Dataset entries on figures
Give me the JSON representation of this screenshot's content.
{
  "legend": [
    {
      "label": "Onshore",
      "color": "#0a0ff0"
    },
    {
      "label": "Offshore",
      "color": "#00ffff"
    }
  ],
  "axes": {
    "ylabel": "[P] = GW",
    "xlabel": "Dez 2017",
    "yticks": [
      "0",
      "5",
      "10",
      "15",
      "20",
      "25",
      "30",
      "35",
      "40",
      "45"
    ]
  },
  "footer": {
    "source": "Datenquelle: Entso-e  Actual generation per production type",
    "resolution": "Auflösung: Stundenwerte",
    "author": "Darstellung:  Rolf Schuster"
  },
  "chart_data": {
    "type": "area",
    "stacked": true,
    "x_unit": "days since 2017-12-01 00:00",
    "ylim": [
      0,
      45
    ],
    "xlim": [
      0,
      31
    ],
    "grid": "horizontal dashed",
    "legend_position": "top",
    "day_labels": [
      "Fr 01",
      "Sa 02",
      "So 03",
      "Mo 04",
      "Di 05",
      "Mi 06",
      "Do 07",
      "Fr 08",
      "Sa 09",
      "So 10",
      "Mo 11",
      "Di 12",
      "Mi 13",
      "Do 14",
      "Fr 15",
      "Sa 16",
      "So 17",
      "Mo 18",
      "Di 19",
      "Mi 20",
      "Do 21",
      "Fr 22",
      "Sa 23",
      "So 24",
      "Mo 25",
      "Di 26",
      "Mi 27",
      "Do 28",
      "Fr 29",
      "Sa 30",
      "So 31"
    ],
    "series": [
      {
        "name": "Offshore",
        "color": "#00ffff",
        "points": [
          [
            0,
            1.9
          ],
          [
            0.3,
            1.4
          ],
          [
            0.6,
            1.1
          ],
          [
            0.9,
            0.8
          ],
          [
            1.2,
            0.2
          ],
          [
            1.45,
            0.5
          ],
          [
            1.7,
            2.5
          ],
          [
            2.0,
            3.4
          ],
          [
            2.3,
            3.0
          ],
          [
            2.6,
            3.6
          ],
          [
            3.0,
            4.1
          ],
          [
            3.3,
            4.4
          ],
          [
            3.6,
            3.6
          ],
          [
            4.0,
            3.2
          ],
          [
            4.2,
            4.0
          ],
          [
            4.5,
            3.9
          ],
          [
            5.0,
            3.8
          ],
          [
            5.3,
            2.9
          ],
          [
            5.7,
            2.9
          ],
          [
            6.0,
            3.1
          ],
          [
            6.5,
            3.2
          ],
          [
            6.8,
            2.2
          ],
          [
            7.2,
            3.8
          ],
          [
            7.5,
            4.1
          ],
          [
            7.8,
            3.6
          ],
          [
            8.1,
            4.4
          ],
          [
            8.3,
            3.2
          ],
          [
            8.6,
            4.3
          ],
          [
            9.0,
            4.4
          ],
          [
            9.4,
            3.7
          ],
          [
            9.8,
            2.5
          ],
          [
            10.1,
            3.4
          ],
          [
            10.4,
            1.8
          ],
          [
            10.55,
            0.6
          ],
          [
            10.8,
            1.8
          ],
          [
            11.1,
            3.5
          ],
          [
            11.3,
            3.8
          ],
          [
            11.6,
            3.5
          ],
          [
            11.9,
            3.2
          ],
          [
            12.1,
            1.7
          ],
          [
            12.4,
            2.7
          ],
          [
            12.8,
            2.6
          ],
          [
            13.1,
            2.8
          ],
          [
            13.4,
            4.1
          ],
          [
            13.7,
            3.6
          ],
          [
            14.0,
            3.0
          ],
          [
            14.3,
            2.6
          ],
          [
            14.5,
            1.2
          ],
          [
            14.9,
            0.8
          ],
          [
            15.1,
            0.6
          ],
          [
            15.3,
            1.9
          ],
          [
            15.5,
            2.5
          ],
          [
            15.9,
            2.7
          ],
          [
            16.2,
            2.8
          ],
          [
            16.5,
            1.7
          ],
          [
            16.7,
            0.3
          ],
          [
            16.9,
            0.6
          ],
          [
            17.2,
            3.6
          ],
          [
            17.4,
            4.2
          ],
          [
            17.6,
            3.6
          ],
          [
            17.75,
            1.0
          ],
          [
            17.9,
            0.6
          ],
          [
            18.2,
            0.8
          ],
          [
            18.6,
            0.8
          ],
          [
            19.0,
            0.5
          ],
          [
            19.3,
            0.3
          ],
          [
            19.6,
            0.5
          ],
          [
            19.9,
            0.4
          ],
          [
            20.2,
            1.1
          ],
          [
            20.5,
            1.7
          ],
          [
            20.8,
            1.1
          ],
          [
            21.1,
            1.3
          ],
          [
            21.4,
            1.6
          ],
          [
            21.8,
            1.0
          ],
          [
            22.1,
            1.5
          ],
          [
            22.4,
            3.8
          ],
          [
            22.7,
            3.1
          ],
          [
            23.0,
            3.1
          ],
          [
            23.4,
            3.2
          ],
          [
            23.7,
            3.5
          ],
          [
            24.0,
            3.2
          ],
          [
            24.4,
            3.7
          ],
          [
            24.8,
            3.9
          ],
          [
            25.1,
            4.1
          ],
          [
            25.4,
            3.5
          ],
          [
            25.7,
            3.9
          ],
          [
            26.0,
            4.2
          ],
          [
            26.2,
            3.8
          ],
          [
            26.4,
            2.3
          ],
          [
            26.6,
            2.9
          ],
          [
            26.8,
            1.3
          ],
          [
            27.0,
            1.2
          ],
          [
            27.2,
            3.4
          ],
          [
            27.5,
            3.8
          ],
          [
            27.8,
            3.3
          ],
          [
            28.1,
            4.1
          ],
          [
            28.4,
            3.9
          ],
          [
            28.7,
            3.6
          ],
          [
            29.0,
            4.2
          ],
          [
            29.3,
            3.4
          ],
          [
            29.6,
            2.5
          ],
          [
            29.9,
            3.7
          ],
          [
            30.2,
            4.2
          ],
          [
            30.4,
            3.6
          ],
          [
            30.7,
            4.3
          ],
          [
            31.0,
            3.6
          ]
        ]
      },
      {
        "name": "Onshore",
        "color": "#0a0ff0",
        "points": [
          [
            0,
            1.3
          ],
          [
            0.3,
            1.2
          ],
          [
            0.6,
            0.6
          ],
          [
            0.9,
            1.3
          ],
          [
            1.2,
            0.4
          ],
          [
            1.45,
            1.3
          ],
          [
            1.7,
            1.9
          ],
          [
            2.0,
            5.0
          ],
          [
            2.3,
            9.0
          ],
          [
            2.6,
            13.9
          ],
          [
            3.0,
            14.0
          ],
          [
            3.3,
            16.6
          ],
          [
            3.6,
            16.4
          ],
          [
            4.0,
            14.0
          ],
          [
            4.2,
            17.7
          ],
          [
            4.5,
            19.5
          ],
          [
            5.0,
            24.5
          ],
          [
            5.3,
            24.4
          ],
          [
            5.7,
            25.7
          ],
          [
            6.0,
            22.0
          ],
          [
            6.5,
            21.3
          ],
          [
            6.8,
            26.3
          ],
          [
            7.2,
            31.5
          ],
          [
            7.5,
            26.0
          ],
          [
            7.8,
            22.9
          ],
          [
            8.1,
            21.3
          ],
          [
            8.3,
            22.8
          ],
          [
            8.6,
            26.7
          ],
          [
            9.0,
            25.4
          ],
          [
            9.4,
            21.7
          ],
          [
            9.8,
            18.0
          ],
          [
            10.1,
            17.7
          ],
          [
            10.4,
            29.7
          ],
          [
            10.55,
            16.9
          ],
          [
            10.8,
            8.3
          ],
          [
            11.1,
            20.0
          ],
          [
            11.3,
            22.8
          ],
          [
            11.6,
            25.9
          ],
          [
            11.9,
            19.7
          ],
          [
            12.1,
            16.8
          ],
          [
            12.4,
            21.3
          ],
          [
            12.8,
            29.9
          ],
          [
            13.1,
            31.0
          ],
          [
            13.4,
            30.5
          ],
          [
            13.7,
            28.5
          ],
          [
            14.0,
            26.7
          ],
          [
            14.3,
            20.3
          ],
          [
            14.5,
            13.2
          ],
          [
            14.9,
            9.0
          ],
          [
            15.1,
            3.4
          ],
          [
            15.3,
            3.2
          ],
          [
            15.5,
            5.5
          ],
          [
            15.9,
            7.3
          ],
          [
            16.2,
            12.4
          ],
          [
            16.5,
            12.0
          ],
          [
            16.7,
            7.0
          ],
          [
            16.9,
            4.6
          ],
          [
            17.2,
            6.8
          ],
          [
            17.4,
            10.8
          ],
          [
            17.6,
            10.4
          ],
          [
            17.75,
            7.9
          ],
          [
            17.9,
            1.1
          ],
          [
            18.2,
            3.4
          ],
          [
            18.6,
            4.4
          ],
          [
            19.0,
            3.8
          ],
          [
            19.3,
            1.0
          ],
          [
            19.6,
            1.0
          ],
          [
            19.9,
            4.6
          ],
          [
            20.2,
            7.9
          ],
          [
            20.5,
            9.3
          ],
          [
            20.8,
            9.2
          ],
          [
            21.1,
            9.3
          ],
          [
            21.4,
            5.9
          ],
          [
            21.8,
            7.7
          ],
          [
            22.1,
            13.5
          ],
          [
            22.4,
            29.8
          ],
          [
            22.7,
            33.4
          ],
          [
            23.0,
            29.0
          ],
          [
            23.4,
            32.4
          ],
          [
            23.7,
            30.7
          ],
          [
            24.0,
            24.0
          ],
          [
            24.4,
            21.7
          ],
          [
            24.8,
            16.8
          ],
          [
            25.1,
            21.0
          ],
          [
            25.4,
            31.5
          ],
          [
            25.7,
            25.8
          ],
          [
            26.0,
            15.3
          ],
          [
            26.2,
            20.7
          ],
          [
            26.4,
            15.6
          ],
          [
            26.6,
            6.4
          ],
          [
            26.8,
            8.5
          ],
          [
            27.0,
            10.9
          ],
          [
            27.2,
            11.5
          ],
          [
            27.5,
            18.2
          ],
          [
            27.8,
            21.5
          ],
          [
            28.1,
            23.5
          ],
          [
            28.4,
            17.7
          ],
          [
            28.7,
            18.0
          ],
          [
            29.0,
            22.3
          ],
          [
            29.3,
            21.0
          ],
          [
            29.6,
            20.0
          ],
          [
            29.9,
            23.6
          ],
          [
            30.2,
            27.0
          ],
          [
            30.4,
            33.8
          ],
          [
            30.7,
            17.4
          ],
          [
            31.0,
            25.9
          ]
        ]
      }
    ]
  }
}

* Stated goal *
Search the lines above for the string "color" and copy each line that has it.

* Finished task *
      "color": "#0a0ff0"
      "color": "#00ffff"
        "color": "#00ffff",
        "color": "#0a0ff0",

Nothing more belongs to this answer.